EXERCISE PROMPT> Using the entries that follow, state how many lines contain the word "header". The response is that number and nothing more.

[Recorded data]
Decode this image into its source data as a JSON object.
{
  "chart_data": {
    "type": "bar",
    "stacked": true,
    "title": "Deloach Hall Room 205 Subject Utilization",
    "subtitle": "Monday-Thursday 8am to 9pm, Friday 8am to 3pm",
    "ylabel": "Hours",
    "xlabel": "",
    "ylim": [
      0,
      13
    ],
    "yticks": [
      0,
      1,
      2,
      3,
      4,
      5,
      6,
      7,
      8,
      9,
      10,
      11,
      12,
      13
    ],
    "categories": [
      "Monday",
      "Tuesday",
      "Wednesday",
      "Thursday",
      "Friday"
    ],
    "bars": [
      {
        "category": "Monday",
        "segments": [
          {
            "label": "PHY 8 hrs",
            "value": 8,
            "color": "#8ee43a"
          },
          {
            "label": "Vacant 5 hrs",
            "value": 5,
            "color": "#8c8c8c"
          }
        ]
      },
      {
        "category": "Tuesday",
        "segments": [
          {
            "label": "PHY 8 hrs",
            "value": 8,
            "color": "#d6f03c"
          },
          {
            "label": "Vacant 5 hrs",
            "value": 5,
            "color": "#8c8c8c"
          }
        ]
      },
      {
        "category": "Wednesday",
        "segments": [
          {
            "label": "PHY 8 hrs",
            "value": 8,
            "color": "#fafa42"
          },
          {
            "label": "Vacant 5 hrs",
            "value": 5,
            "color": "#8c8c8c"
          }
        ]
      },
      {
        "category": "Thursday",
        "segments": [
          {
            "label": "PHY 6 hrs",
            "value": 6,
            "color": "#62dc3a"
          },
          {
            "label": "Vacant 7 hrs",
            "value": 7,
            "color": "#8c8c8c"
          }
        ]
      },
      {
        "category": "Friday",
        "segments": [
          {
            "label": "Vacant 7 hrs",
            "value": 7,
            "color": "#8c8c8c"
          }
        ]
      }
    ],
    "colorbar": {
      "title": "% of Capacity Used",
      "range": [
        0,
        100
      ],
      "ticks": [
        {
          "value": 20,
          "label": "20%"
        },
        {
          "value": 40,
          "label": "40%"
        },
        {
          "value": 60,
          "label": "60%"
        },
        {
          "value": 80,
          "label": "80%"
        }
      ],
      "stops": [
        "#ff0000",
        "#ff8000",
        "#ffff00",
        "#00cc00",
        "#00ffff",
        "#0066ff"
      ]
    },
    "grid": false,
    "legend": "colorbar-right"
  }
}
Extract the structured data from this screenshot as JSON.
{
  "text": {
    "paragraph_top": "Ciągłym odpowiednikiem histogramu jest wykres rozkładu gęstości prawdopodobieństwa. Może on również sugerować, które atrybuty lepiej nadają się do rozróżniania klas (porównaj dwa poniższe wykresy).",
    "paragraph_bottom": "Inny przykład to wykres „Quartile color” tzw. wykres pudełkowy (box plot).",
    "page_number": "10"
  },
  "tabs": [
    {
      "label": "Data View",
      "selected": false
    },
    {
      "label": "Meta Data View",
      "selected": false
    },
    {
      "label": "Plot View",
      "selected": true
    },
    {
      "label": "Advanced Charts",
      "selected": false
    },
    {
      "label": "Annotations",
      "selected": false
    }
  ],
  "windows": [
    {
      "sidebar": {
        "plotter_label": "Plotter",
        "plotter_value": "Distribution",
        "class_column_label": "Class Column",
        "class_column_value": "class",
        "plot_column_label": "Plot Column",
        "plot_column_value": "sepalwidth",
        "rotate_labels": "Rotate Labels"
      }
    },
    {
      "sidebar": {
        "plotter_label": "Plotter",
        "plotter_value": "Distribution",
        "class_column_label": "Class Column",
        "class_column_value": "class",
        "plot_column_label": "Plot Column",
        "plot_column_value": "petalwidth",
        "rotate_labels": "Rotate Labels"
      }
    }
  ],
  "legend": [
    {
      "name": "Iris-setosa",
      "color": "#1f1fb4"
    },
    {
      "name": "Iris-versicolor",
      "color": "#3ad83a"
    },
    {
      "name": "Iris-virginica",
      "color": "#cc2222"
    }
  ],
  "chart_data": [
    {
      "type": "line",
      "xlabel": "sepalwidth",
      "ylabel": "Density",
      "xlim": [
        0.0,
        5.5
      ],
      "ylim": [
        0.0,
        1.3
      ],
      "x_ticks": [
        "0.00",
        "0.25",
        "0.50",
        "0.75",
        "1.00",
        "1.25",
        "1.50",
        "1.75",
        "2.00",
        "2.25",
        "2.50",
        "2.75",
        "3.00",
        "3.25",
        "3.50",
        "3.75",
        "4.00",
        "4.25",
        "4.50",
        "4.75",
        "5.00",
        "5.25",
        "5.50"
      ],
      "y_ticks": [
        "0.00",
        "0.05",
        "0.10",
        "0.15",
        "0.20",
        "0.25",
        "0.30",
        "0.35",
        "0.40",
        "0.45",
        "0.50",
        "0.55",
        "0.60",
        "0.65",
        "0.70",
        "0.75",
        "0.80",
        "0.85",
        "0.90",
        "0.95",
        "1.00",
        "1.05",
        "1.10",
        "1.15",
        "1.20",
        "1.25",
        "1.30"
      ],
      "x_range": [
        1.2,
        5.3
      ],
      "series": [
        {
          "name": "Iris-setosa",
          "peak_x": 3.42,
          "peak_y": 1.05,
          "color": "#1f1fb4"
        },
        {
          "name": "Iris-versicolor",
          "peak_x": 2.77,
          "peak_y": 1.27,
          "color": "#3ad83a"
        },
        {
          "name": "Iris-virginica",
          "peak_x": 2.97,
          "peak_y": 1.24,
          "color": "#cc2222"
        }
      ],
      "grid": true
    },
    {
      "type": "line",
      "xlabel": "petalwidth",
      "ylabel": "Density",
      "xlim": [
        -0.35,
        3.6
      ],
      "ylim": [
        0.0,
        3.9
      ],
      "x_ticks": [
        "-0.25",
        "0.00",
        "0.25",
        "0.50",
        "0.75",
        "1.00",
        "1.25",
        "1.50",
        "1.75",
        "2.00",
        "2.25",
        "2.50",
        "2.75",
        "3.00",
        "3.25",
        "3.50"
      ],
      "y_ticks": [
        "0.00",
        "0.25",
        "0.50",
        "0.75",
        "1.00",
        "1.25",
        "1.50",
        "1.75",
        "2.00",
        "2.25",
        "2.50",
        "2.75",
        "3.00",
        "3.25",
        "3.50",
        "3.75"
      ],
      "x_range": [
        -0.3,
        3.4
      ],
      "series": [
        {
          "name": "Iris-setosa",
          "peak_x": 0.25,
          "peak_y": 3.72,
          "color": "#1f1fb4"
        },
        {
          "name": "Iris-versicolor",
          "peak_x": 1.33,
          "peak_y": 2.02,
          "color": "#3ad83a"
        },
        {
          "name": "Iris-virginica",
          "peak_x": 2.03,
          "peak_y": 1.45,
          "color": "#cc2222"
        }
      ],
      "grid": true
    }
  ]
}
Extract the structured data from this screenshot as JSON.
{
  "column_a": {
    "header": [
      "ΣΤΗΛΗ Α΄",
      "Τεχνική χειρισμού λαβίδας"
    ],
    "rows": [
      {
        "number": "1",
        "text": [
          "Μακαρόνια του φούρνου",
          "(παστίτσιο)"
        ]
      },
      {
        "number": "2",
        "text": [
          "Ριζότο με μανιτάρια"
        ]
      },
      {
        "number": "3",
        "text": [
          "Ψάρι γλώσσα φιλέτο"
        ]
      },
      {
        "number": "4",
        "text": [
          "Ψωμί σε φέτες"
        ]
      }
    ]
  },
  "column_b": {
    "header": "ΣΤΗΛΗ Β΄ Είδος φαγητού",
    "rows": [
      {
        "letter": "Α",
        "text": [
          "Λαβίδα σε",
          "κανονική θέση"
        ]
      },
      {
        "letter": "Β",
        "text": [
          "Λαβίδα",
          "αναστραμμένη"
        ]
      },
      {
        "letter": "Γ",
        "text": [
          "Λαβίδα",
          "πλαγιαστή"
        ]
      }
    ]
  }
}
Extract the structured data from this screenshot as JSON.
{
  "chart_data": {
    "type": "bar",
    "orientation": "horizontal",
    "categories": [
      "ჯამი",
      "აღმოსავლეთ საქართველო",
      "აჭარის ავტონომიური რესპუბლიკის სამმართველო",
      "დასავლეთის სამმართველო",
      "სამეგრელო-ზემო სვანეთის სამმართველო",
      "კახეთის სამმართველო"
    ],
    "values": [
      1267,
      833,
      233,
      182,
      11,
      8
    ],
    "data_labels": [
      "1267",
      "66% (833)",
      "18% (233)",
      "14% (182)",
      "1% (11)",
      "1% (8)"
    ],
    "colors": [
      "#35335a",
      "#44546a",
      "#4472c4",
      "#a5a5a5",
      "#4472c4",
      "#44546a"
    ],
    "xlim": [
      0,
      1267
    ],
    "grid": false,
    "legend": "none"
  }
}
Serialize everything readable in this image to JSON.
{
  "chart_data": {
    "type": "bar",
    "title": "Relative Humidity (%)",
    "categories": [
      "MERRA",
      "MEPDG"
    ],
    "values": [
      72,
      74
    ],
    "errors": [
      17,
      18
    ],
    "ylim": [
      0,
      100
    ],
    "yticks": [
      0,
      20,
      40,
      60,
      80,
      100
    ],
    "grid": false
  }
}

TASK RESULT> 2